◆ Your goal:
Reproduce the records. Keep every word exact and include no images.
══ Data for this exercise
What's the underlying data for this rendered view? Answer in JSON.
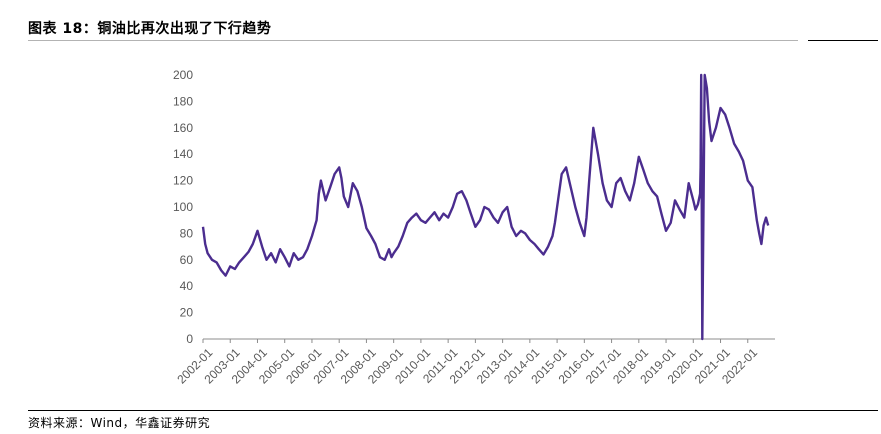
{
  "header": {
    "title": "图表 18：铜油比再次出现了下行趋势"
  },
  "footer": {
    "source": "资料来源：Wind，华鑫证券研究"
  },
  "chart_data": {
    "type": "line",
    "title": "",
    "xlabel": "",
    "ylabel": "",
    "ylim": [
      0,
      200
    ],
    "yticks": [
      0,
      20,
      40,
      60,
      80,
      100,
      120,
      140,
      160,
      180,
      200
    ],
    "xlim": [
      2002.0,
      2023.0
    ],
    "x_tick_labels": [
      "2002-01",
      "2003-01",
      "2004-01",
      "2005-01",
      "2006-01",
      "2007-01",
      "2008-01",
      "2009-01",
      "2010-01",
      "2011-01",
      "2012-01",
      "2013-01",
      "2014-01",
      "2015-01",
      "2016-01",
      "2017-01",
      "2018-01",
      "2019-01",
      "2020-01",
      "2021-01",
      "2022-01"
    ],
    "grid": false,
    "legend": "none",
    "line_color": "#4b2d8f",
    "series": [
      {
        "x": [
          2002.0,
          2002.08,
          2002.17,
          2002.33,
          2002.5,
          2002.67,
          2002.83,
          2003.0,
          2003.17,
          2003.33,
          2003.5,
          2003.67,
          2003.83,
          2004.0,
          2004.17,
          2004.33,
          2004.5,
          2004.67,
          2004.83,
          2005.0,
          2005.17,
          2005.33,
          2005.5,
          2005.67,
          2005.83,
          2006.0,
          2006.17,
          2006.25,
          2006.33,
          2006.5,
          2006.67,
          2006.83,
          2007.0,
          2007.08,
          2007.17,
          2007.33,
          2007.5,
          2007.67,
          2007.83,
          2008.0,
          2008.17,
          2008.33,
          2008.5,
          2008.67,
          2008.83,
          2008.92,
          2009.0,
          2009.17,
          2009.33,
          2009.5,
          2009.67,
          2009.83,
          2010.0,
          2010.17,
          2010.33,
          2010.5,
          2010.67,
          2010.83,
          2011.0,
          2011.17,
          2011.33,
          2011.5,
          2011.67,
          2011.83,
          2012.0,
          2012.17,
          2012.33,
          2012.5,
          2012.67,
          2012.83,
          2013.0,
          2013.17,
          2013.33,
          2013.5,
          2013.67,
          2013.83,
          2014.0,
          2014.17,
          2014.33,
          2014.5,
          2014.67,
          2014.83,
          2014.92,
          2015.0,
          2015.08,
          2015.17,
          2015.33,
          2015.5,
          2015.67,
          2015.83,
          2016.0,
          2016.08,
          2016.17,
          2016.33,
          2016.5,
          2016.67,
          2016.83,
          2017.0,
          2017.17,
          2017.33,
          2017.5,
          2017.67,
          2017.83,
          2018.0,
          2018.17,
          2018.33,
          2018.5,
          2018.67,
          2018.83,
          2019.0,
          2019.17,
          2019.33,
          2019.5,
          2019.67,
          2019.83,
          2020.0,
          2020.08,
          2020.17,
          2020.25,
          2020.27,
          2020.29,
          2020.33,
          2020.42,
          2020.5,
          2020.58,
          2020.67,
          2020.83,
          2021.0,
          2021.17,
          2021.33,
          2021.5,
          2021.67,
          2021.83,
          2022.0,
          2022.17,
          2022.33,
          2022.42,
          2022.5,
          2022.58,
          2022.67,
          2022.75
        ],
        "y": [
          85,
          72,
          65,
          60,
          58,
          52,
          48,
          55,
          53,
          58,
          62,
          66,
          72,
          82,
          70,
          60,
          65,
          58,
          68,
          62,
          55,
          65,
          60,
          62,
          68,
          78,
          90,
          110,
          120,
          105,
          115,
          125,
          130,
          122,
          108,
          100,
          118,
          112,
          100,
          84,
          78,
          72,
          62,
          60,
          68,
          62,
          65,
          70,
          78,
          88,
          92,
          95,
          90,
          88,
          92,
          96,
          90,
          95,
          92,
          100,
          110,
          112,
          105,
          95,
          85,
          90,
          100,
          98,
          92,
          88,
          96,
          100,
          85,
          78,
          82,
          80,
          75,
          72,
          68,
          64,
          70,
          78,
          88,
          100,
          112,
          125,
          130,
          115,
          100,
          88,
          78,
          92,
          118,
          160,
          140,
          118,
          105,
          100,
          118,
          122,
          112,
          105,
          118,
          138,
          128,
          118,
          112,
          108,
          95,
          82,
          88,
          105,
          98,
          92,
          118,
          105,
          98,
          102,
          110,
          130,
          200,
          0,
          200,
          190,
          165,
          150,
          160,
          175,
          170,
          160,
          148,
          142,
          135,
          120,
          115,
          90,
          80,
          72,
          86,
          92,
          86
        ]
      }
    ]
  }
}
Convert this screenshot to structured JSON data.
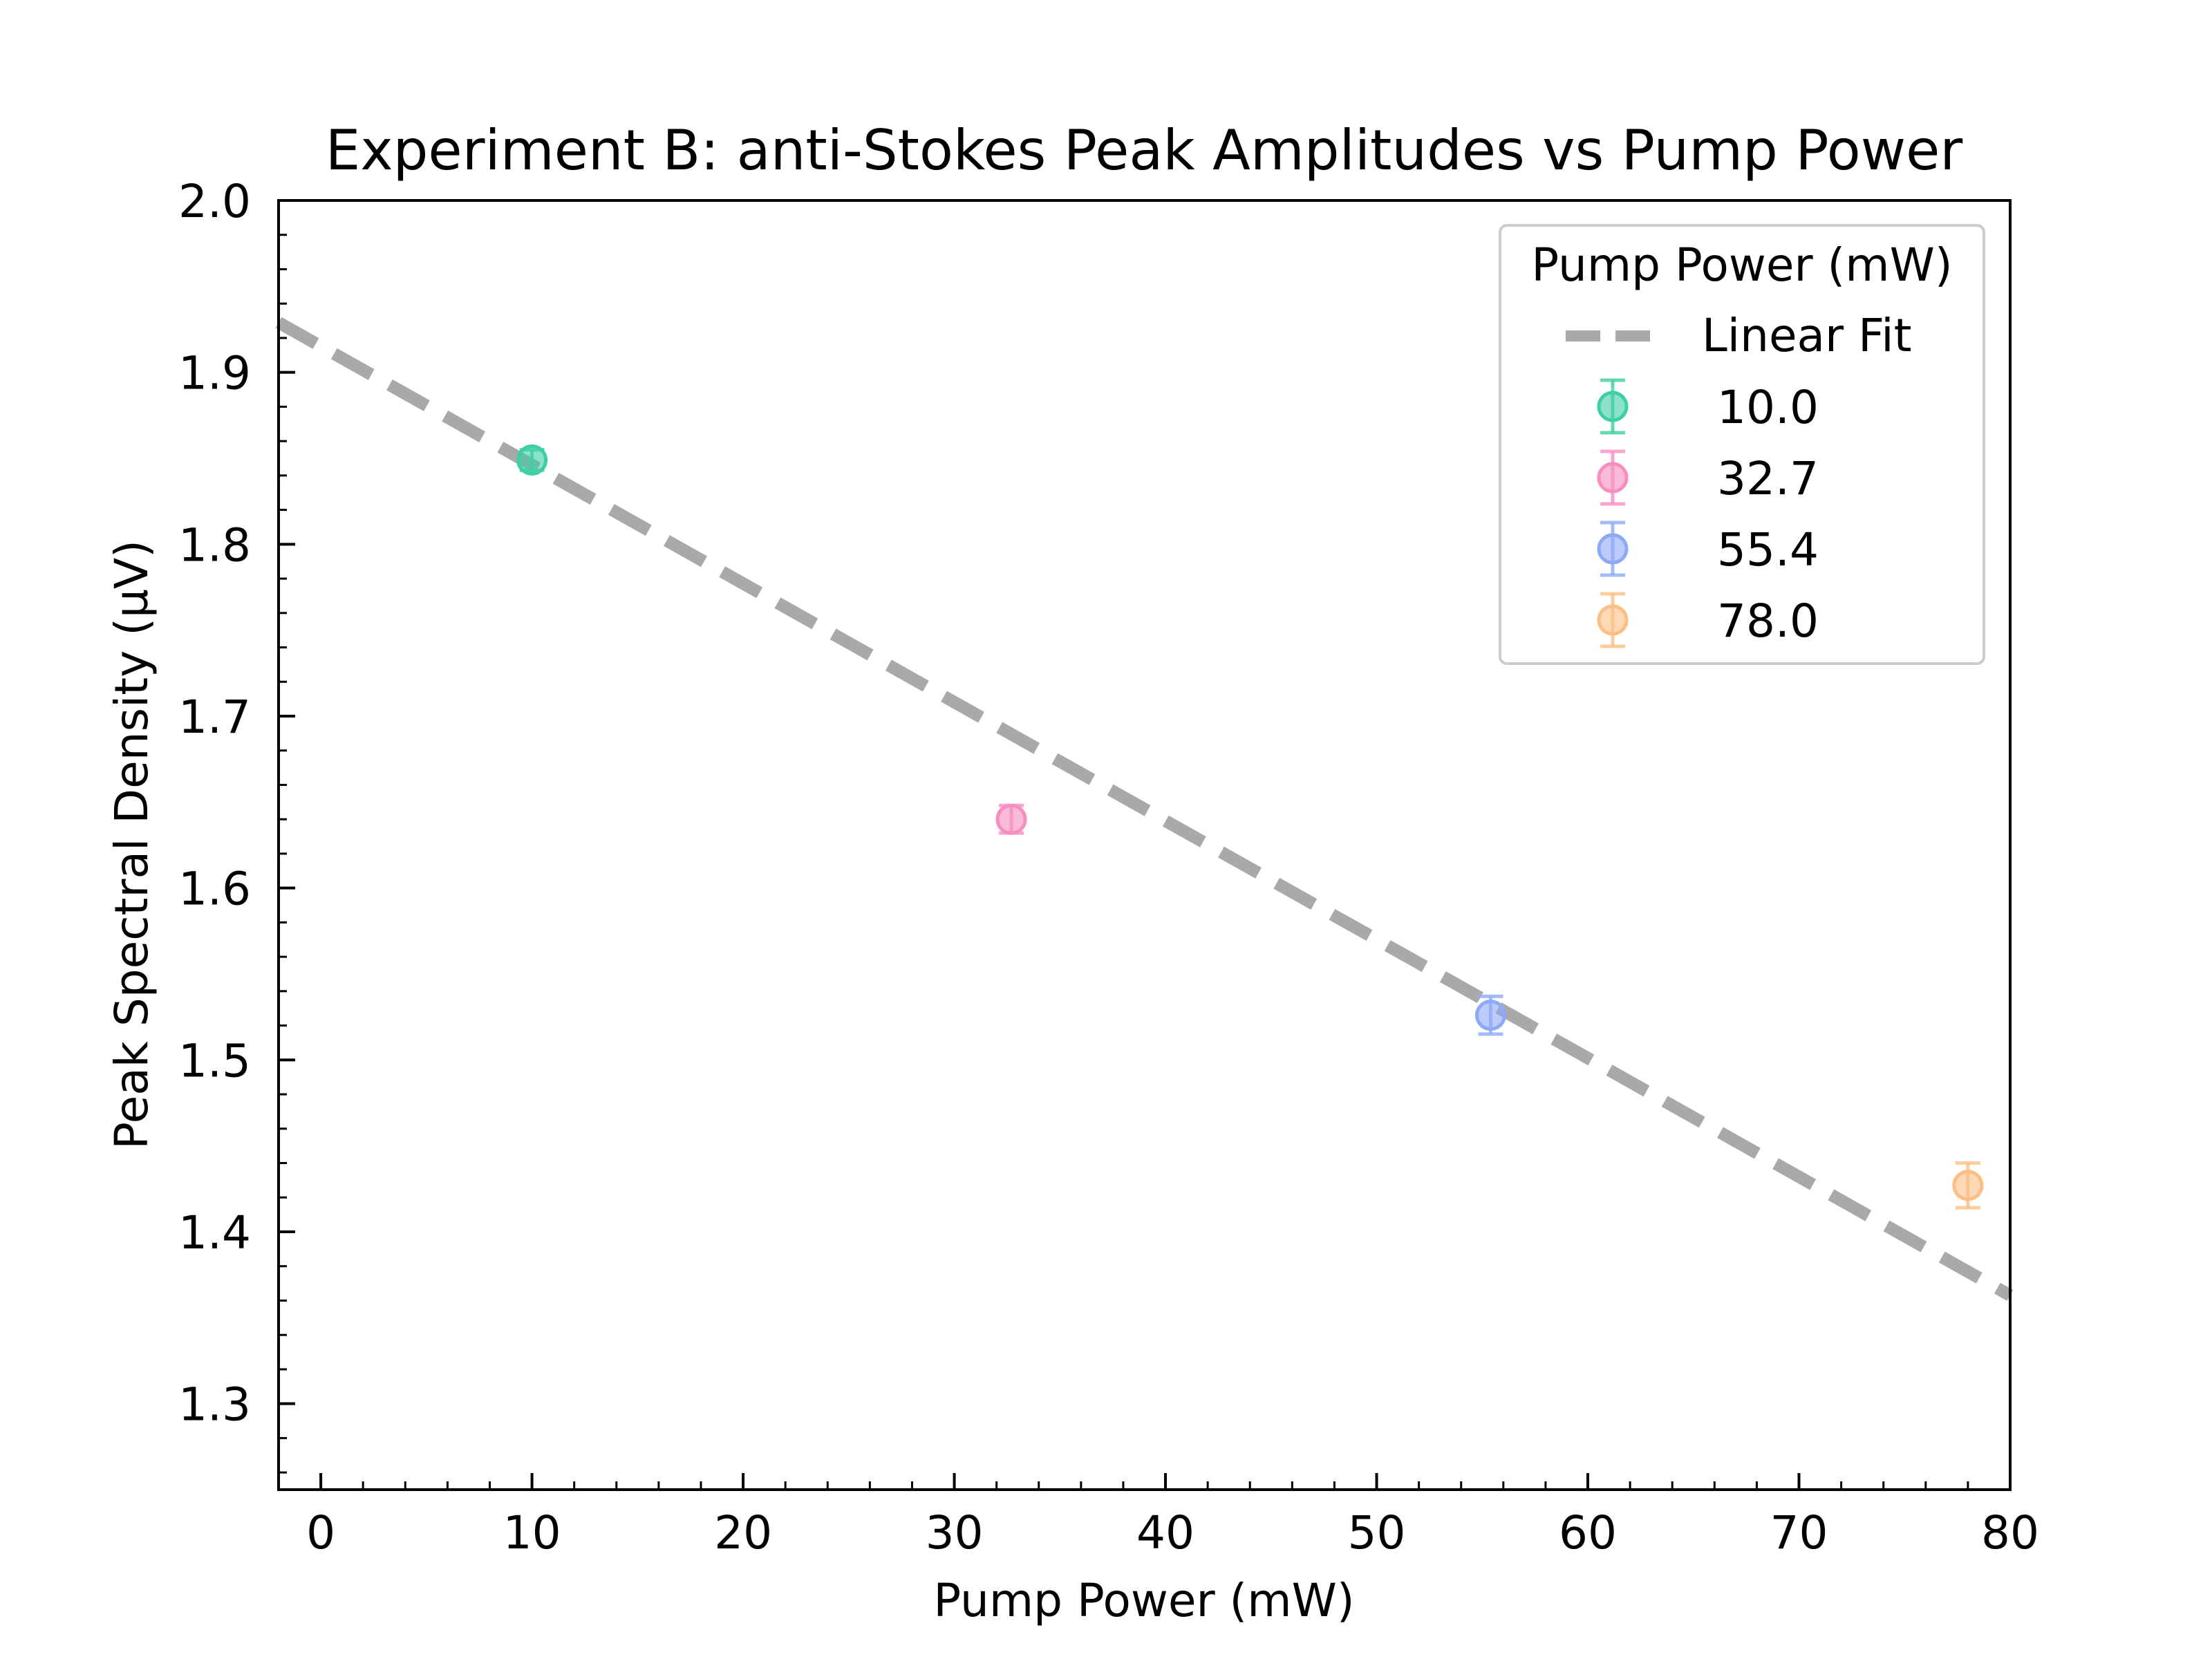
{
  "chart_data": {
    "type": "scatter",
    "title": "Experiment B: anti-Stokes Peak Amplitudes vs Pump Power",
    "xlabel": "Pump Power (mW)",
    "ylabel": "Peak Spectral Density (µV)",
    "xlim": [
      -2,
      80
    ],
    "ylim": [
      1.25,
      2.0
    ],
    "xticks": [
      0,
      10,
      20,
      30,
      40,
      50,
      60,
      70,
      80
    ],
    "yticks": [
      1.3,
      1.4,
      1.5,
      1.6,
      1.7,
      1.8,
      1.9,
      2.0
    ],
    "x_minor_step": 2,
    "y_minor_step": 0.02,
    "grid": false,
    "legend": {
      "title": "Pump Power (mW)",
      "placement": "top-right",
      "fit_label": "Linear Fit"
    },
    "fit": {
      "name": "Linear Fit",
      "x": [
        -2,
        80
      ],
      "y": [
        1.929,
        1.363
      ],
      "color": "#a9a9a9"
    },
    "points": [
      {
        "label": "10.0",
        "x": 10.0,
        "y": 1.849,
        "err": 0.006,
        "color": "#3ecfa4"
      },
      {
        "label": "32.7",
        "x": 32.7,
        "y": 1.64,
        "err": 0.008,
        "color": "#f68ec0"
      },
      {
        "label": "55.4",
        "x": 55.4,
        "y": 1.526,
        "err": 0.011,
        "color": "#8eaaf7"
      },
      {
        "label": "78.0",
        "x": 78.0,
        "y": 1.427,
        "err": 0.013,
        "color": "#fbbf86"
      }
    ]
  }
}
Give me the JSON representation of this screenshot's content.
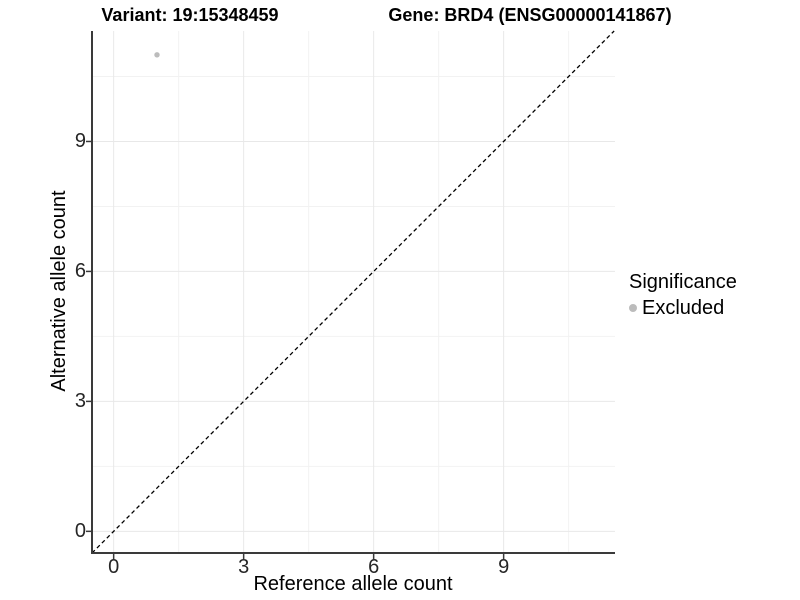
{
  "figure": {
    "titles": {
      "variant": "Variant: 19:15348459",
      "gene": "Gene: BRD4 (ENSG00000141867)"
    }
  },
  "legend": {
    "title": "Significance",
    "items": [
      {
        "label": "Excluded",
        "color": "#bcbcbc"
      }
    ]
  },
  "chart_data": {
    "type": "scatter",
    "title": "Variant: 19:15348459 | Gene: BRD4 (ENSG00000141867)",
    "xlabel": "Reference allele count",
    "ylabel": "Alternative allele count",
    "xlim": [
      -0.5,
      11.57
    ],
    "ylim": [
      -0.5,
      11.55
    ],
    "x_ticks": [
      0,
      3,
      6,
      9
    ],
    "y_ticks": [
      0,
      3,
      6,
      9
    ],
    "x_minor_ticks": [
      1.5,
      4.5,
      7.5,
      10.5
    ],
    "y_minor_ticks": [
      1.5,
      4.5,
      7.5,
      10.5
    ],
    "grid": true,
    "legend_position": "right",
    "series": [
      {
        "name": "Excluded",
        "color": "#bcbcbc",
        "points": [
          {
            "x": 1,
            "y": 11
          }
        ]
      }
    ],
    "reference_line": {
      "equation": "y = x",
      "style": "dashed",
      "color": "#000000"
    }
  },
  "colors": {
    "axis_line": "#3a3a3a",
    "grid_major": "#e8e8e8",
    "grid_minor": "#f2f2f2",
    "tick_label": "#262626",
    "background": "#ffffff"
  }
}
════
◆ Task answer:
What's the underlying data for this rendered view? Answer in JSON.
{
  "header": {
    "title": "图表 18：铜油比再次出现了下行趋势"
  },
  "footer": {
    "source": "资料来源：Wind，华鑫证券研究"
  },
  "chart_data": {
    "type": "line",
    "title": "",
    "xlabel": "",
    "ylabel": "",
    "ylim": [
      0,
      200
    ],
    "yticks": [
      0,
      20,
      40,
      60,
      80,
      100,
      120,
      140,
      160,
      180,
      200
    ],
    "xlim": [
      2002.0,
      2023.0
    ],
    "x_tick_labels": [
      "2002-01",
      "2003-01",
      "2004-01",
      "2005-01",
      "2006-01",
      "2007-01",
      "2008-01",
      "2009-01",
      "2010-01",
      "2011-01",
      "2012-01",
      "2013-01",
      "2014-01",
      "2015-01",
      "2016-01",
      "2017-01",
      "2018-01",
      "2019-01",
      "2020-01",
      "2021-01",
      "2022-01"
    ],
    "grid": false,
    "legend": "none",
    "line_color": "#4b2d8f",
    "series": [
      {
        "x": [
          2002.0,
          2002.08,
          2002.17,
          2002.33,
          2002.5,
          2002.67,
          2002.83,
          2003.0,
          2003.17,
          2003.33,
          2003.5,
          2003.67,
          2003.83,
          2004.0,
          2004.17,
          2004.33,
          2004.5,
          2004.67,
          2004.83,
          2005.0,
          2005.17,
          2005.33,
          2005.5,
          2005.67,
          2005.83,
          2006.0,
          2006.17,
          2006.25,
          2006.33,
          2006.5,
          2006.67,
          2006.83,
          2007.0,
          2007.08,
          2007.17,
          2007.33,
          2007.5,
          2007.67,
          2007.83,
          2008.0,
          2008.17,
          2008.33,
          2008.5,
          2008.67,
          2008.83,
          2008.92,
          2009.0,
          2009.17,
          2009.33,
          2009.5,
          2009.67,
          2009.83,
          2010.0,
          2010.17,
          2010.33,
          2010.5,
          2010.67,
          2010.83,
          2011.0,
          2011.17,
          2011.33,
          2011.5,
          2011.67,
          2011.83,
          2012.0,
          2012.17,
          2012.33,
          2012.5,
          2012.67,
          2012.83,
          2013.0,
          2013.17,
          2013.33,
          2013.5,
          2013.67,
          2013.83,
          2014.0,
          2014.17,
          2014.33,
          2014.5,
          2014.67,
          2014.83,
          2014.92,
          2015.0,
          2015.08,
          2015.17,
          2015.33,
          2015.5,
          2015.67,
          2015.83,
          2016.0,
          2016.08,
          2016.17,
          2016.33,
          2016.5,
          2016.67,
          2016.83,
          2017.0,
          2017.17,
          2017.33,
          2017.5,
          2017.67,
          2017.83,
          2018.0,
          2018.17,
          2018.33,
          2018.5,
          2018.67,
          2018.83,
          2019.0,
          2019.17,
          2019.33,
          2019.5,
          2019.67,
          2019.83,
          2020.0,
          2020.08,
          2020.17,
          2020.25,
          2020.27,
          2020.29,
          2020.33,
          2020.42,
          2020.5,
          2020.58,
          2020.67,
          2020.83,
          2021.0,
          2021.17,
          2021.33,
          2021.5,
          2021.67,
          2021.83,
          2022.0,
          2022.17,
          2022.33,
          2022.42,
          2022.5,
          2022.58,
          2022.67,
          2022.75
        ],
        "y": [
          85,
          72,
          65,
          60,
          58,
          52,
          48,
          55,
          53,
          58,
          62,
          66,
          72,
          82,
          70,
          60,
          65,
          58,
          68,
          62,
          55,
          65,
          60,
          62,
          68,
          78,
          90,
          110,
          120,
          105,
          115,
          125,
          130,
          122,
          108,
          100,
          118,
          112,
          100,
          84,
          78,
          72,
          62,
          60,
          68,
          62,
          65,
          70,
          78,
          88,
          92,
          95,
          90,
          88,
          92,
          96,
          90,
          95,
          92,
          100,
          110,
          112,
          105,
          95,
          85,
          90,
          100,
          98,
          92,
          88,
          96,
          100,
          85,
          78,
          82,
          80,
          75,
          72,
          68,
          64,
          70,
          78,
          88,
          100,
          112,
          125,
          130,
          115,
          100,
          88,
          78,
          92,
          118,
          160,
          140,
          118,
          105,
          100,
          118,
          122,
          112,
          105,
          118,
          138,
          128,
          118,
          112,
          108,
          95,
          82,
          88,
          105,
          98,
          92,
          118,
          105,
          98,
          102,
          110,
          130,
          200,
          0,
          200,
          190,
          165,
          150,
          160,
          175,
          170,
          160,
          148,
          142,
          135,
          120,
          115,
          90,
          80,
          72,
          86,
          92,
          86
        ]
      }
    ]
  }
}
Convert this screenshot to structured JSON data.
{
  "chart_data": {
    "type": "scatter",
    "title": "Experiment B: anti-Stokes Peak Amplitudes vs Pump Power",
    "xlabel": "Pump Power (mW)",
    "ylabel": "Peak Spectral Density (µV)",
    "xlim": [
      -2,
      80
    ],
    "ylim": [
      1.25,
      2.0
    ],
    "xticks": [
      0,
      10,
      20,
      30,
      40,
      50,
      60,
      70,
      80
    ],
    "yticks": [
      1.3,
      1.4,
      1.5,
      1.6,
      1.7,
      1.8,
      1.9,
      2.0
    ],
    "x_minor_step": 2,
    "y_minor_step": 0.02,
    "grid": false,
    "legend": {
      "title": "Pump Power (mW)",
      "placement": "top-right",
      "fit_label": "Linear Fit"
    },
    "fit": {
      "name": "Linear Fit",
      "x": [
        -2,
        80
      ],
      "y": [
        1.929,
        1.363
      ],
      "color": "#a9a9a9"
    },
    "points": [
      {
        "label": "10.0",
        "x": 10.0,
        "y": 1.849,
        "err": 0.006,
        "color": "#3ecfa4"
      },
      {
        "label": "32.7",
        "x": 32.7,
        "y": 1.64,
        "err": 0.008,
        "color": "#f68ec0"
      },
      {
        "label": "55.4",
        "x": 55.4,
        "y": 1.526,
        "err": 0.011,
        "color": "#8eaaf7"
      },
      {
        "label": "78.0",
        "x": 78.0,
        "y": 1.427,
        "err": 0.013,
        "color": "#fbbf86"
      }
    ]
  }
}
Give me the JSON representation of this screenshot's content.
{
  "figure": {
    "titles": {
      "variant": "Variant: 19:15348459",
      "gene": "Gene: BRD4 (ENSG00000141867)"
    }
  },
  "legend": {
    "title": "Significance",
    "items": [
      {
        "label": "Excluded",
        "color": "#bcbcbc"
      }
    ]
  },
  "chart_data": {
    "type": "scatter",
    "title": "Variant: 19:15348459 | Gene: BRD4 (ENSG00000141867)",
    "xlabel": "Reference allele count",
    "ylabel": "Alternative allele count",
    "xlim": [
      -0.5,
      11.57
    ],
    "ylim": [
      -0.5,
      11.55
    ],
    "x_ticks": [
      0,
      3,
      6,
      9
    ],
    "y_ticks": [
      0,
      3,
      6,
      9
    ],
    "x_minor_ticks": [
      1.5,
      4.5,
      7.5,
      10.5
    ],
    "y_minor_ticks": [
      1.5,
      4.5,
      7.5,
      10.5
    ],
    "grid": true,
    "legend_position": "right",
    "series": [
      {
        "name": "Excluded",
        "color": "#bcbcbc",
        "points": [
          {
            "x": 1,
            "y": 11
          }
        ]
      }
    ],
    "reference_line": {
      "equation": "y = x",
      "style": "dashed",
      "color": "#000000"
    }
  },
  "colors": {
    "axis_line": "#3a3a3a",
    "grid_major": "#e8e8e8",
    "grid_minor": "#f2f2f2",
    "tick_label": "#262626",
    "background": "#ffffff"
  }
}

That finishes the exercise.